--- Data provided ---

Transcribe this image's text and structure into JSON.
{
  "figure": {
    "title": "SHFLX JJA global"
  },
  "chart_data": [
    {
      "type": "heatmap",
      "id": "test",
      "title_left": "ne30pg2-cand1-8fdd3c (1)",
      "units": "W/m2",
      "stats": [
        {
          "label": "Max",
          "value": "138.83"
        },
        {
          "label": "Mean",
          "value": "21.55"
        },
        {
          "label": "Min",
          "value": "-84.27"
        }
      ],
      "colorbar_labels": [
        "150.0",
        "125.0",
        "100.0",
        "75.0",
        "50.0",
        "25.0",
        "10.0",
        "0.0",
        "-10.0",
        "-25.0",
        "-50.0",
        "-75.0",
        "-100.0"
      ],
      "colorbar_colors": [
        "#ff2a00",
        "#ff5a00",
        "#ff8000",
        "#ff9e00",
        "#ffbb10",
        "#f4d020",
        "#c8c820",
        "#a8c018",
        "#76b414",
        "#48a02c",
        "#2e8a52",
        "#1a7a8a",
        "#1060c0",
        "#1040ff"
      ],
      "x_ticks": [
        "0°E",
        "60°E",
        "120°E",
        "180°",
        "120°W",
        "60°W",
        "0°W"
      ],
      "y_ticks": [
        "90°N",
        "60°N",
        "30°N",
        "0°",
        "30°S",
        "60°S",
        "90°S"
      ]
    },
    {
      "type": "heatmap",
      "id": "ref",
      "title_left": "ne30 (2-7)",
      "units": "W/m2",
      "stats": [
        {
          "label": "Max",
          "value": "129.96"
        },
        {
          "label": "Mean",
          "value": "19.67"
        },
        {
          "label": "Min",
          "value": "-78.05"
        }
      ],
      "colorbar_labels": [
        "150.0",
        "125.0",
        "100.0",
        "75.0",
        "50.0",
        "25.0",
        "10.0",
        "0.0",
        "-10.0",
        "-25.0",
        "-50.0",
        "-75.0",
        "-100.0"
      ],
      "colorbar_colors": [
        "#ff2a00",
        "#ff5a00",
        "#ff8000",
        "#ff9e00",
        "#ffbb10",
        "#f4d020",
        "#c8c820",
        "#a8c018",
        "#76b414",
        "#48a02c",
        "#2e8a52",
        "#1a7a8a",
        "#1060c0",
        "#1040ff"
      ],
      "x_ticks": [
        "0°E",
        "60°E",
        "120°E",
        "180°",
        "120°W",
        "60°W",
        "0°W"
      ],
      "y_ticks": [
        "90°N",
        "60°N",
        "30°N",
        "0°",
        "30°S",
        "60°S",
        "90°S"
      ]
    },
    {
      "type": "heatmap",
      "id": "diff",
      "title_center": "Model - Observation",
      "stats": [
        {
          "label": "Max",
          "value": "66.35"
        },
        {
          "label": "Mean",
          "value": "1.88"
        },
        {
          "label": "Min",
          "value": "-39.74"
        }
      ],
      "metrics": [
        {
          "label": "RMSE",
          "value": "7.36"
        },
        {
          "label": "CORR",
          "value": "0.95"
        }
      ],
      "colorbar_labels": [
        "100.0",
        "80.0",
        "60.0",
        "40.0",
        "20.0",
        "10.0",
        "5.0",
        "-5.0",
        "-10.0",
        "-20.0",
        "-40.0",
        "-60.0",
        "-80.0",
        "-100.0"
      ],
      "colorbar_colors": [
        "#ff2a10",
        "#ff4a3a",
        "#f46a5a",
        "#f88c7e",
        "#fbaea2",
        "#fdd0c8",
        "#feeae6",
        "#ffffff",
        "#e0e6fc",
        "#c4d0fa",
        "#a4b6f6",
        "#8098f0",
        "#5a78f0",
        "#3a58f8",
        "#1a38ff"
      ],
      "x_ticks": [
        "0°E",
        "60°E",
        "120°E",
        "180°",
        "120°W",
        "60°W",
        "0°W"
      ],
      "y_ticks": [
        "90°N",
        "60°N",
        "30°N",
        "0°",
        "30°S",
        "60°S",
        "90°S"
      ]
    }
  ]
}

---

= Stated goal =
Reproduce the records above exactly.

= Exercise result =
Transcribe this image's text and structure into JSON.
{
  "figure": {
    "title": "SHFLX JJA global"
  },
  "chart_data": [
    {
      "type": "heatmap",
      "id": "test",
      "title_left": "ne30pg2-cand1-8fdd3c (1)",
      "units": "W/m2",
      "stats": [
        {
          "label": "Max",
          "value": "138.83"
        },
        {
          "label": "Mean",
          "value": "21.55"
        },
        {
          "label": "Min",
          "value": "-84.27"
        }
      ],
      "colorbar_labels": [
        "150.0",
        "125.0",
        "100.0",
        "75.0",
        "50.0",
        "25.0",
        "10.0",
        "0.0",
        "-10.0",
        "-25.0",
        "-50.0",
        "-75.0",
        "-100.0"
      ],
      "colorbar_colors": [
        "#ff2a00",
        "#ff5a00",
        "#ff8000",
        "#ff9e00",
        "#ffbb10",
        "#f4d020",
        "#c8c820",
        "#a8c018",
        "#76b414",
        "#48a02c",
        "#2e8a52",
        "#1a7a8a",
        "#1060c0",
        "#1040ff"
      ],
      "x_ticks": [
        "0°E",
        "60°E",
        "120°E",
        "180°",
        "120°W",
        "60°W",
        "0°W"
      ],
      "y_ticks": [
        "90°N",
        "60°N",
        "30°N",
        "0°",
        "30°S",
        "60°S",
        "90°S"
      ]
    },
    {
      "type": "heatmap",
      "id": "ref",
      "title_left": "ne30 (2-7)",
      "units": "W/m2",
      "stats": [
        {
          "label": "Max",
          "value": "129.96"
        },
        {
          "label": "Mean",
          "value": "19.67"
        },
        {
          "label": "Min",
          "value": "-78.05"
        }
      ],
      "colorbar_labels": [
        "150.0",
        "125.0",
        "100.0",
        "75.0",
        "50.0",
        "25.0",
        "10.0",
        "0.0",
        "-10.0",
        "-25.0",
        "-50.0",
        "-75.0",
        "-100.0"
      ],
      "colorbar_colors": [
        "#ff2a00",
        "#ff5a00",
        "#ff8000",
        "#ff9e00",
        "#ffbb10",
        "#f4d020",
        "#c8c820",
        "#a8c018",
        "#76b414",
        "#48a02c",
        "#2e8a52",
        "#1a7a8a",
        "#1060c0",
        "#1040ff"
      ],
      "x_ticks": [
        "0°E",
        "60°E",
        "120°E",
        "180°",
        "120°W",
        "60°W",
        "0°W"
      ],
      "y_ticks": [
        "90°N",
        "60°N",
        "30°N",
        "0°",
        "30°S",
        "60°S",
        "90°S"
      ]
    },
    {
      "type": "heatmap",
      "id": "diff",
      "title_center": "Model - Observation",
      "stats": [
        {
          "label": "Max",
          "value": "66.35"
        },
        {
          "label": "Mean",
          "value": "1.88"
        },
        {
          "label": "Min",
          "value": "-39.74"
        }
      ],
      "metrics": [
        {
          "label": "RMSE",
          "value": "7.36"
        },
        {
          "label": "CORR",
          "value": "0.95"
        }
      ],
      "colorbar_labels": [
        "100.0",
        "80.0",
        "60.0",
        "40.0",
        "20.0",
        "10.0",
        "5.0",
        "-5.0",
        "-10.0",
        "-20.0",
        "-40.0",
        "-60.0",
        "-80.0",
        "-100.0"
      ],
      "colorbar_colors": [
        "#ff2a10",
        "#ff4a3a",
        "#f46a5a",
        "#f88c7e",
        "#fbaea2",
        "#fdd0c8",
        "#feeae6",
        "#ffffff",
        "#e0e6fc",
        "#c4d0fa",
        "#a4b6f6",
        "#8098f0",
        "#5a78f0",
        "#3a58f8",
        "#1a38ff"
      ],
      "x_ticks": [
        "0°E",
        "60°E",
        "120°E",
        "180°",
        "120°W",
        "60°W",
        "0°W"
      ],
      "y_ticks": [
        "90°N",
        "60°N",
        "30°N",
        "0°",
        "30°S",
        "60°S",
        "90°S"
      ]
    }
  ]
}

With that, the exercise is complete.